> **YOUR OBJECTIVE**
Each line that holds the word "heading" counts once; report how many lines do so and nothing else.

> **MATERIAL PROVIDED**
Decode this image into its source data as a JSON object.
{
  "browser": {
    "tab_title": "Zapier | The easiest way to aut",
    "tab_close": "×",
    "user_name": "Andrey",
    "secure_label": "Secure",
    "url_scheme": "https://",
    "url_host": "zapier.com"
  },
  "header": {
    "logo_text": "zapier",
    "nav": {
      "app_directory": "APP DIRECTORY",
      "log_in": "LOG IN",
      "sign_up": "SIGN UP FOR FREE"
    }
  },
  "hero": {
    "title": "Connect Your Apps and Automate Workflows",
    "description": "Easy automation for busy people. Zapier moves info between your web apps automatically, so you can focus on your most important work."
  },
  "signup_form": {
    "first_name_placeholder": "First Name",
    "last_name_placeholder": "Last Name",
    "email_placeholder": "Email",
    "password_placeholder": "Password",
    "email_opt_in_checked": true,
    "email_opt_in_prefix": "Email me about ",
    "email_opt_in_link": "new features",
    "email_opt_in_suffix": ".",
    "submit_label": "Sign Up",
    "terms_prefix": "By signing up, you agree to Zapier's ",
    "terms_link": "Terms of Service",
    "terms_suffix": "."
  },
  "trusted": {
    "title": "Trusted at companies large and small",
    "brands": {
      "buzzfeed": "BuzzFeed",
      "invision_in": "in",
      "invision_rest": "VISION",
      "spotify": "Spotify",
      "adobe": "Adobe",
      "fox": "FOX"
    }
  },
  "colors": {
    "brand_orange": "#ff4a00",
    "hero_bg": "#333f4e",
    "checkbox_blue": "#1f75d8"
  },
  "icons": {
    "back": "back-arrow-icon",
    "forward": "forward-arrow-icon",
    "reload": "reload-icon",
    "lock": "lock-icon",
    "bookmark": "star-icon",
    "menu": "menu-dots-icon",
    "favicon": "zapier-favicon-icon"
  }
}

* * *

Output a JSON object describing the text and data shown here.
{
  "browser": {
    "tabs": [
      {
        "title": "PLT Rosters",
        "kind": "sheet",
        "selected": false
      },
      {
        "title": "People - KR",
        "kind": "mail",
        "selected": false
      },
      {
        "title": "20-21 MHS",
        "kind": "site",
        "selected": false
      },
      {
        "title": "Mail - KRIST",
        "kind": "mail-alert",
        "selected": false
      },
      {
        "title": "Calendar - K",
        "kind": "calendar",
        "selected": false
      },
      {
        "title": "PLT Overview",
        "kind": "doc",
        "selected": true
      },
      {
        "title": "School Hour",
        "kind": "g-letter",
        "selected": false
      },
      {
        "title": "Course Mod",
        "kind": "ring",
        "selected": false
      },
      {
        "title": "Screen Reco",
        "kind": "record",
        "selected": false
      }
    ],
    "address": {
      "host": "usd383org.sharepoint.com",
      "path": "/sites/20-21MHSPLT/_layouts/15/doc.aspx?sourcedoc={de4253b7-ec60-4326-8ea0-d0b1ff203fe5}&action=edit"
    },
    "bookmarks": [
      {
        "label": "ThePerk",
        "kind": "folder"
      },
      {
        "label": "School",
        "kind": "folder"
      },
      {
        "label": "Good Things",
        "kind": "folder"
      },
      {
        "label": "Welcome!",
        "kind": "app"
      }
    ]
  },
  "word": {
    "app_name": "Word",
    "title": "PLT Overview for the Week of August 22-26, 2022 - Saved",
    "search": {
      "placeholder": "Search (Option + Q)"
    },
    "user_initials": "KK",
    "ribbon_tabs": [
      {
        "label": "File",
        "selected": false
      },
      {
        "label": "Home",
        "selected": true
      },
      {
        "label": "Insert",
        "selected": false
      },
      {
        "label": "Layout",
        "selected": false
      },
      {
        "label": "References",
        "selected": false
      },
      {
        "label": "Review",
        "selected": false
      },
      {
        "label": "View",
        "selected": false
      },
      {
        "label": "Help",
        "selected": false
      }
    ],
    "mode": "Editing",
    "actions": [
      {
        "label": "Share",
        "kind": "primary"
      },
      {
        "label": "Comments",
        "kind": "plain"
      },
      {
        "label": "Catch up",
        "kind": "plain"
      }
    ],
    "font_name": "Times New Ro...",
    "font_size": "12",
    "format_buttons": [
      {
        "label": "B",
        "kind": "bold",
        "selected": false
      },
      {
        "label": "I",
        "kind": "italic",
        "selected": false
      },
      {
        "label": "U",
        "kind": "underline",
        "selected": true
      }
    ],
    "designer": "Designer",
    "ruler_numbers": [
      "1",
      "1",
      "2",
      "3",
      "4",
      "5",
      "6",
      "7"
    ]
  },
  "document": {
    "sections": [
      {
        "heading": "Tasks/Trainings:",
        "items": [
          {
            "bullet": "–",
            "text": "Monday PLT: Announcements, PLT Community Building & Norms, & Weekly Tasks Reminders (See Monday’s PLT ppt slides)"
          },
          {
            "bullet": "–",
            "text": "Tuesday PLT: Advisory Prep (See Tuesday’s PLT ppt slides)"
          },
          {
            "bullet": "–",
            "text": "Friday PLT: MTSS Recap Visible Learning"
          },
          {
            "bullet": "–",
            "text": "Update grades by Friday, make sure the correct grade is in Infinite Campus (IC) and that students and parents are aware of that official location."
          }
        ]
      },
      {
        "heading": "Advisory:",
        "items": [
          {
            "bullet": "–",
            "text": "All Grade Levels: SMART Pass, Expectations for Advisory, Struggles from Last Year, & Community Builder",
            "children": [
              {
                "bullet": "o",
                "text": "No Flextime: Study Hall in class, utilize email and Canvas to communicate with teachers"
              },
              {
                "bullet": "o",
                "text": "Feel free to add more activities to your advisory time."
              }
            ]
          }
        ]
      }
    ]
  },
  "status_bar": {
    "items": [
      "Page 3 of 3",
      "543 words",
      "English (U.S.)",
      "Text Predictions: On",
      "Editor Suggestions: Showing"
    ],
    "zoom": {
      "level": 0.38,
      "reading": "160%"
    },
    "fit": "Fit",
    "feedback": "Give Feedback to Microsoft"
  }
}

> **EXERCISE RESPONSE**
2